_Task prompt_
Go through the listing and set it down exactly, leaving out its pictures.

Lines of data
================================
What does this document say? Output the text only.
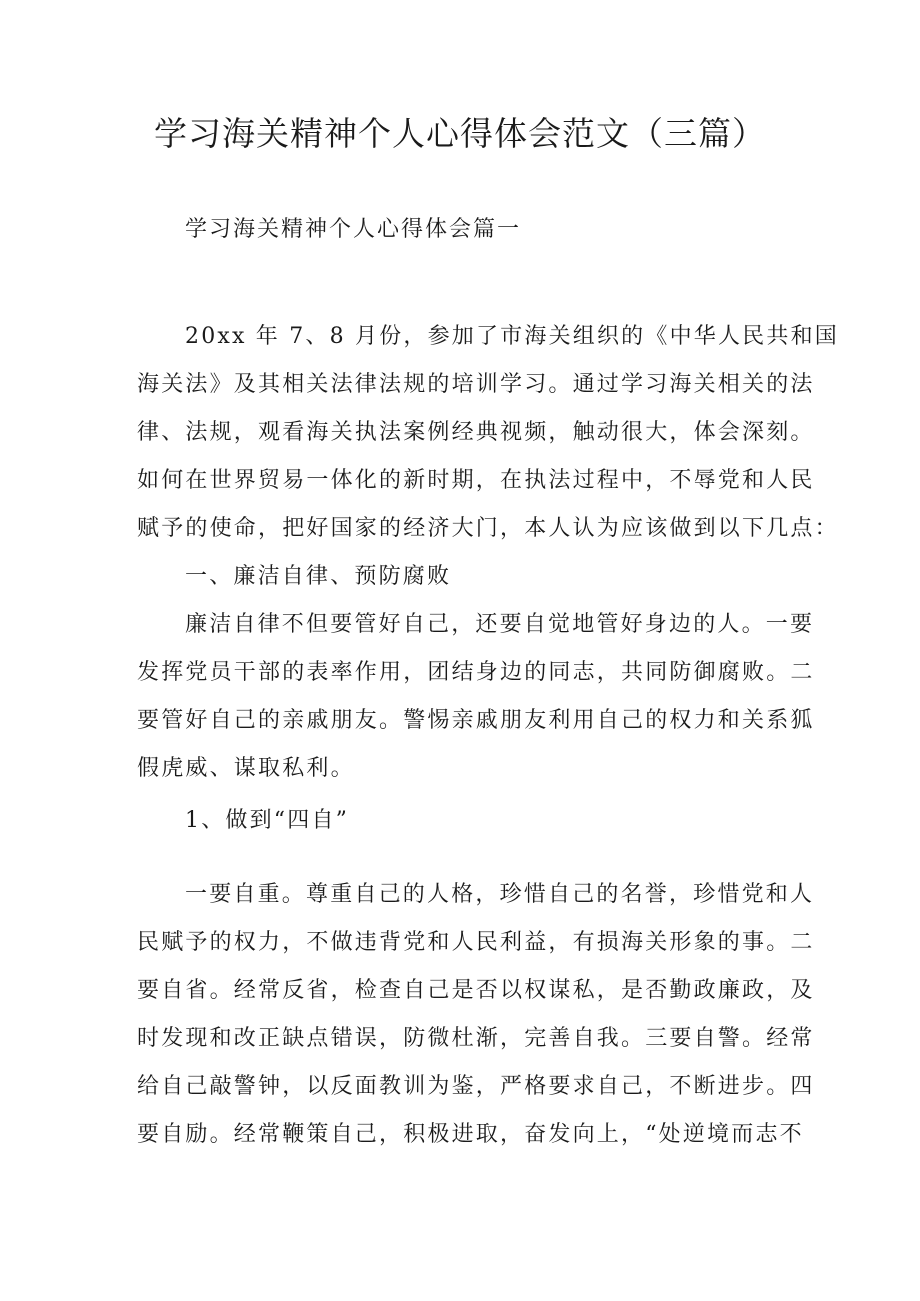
学习海关精神个人心得体会范文（三篇）

学习海关精神个人心得体会篇一

20xx 年 7、8 月份，参加了市海关组织的《中华人民共和国
海关法》及其相关法律法规的培训学习。通过学习海关相关的法
律、法规，观看海关执法案例经典视频，触动很大，体会深刻。
如何在世界贸易一体化的新时期，在执法过程中，不辱党和人民
赋予的使命，把好国家的经济大门，本人认为应该做到以下几点：
一、廉洁自律、预防腐败
廉洁自律不但要管好自己，还要自觉地管好身边的人。一要
发挥党员干部的表率作用，团结身边的同志，共同防御腐败。二
要管好自己的亲戚朋友。警惕亲戚朋友利用自己的权力和关系狐
假虎威、谋取私利。
1、做到“四自”
一要自重。尊重自己的人格，珍惜自己的名誉，珍惜党和人
民赋予的权力，不做违背党和人民利益，有损海关形象的事。二
要自省。经常反省，检查自己是否以权谋私，是否勤政廉政，及
时发现和改正缺点错误，防微杜渐，完善自我。三要自警。经常
给自己敲警钟，以反面教训为鉴，严格要求自己，不断进步。四
要自励。经常鞭策自己，积极进取，奋发向上，“处逆境而志不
================================
_Task result_
What does this document say? Output the text only.
学习海关精神个人心得体会范文（三篇）

学习海关精神个人心得体会篇一

20xx 年 7、8 月份，参加了市海关组织的《中华人民共和国
海关法》及其相关法律法规的培训学习。通过学习海关相关的法
律、法规，观看海关执法案例经典视频，触动很大，体会深刻。
如何在世界贸易一体化的新时期，在执法过程中，不辱党和人民
赋予的使命，把好国家的经济大门，本人认为应该做到以下几点：
一、廉洁自律、预防腐败
廉洁自律不但要管好自己，还要自觉地管好身边的人。一要
发挥党员干部的表率作用，团结身边的同志，共同防御腐败。二
要管好自己的亲戚朋友。警惕亲戚朋友利用自己的权力和关系狐
假虎威、谋取私利。
1、做到“四自”
一要自重。尊重自己的人格，珍惜自己的名誉，珍惜党和人
民赋予的权力，不做违背党和人民利益，有损海关形象的事。二
要自省。经常反省，检查自己是否以权谋私，是否勤政廉政，及
时发现和改正缺点错误，防微杜渐，完善自我。三要自警。经常
给自己敲警钟，以反面教训为鉴，严格要求自己，不断进步。四
要自励。经常鞭策自己，积极进取，奋发向上，“处逆境而志不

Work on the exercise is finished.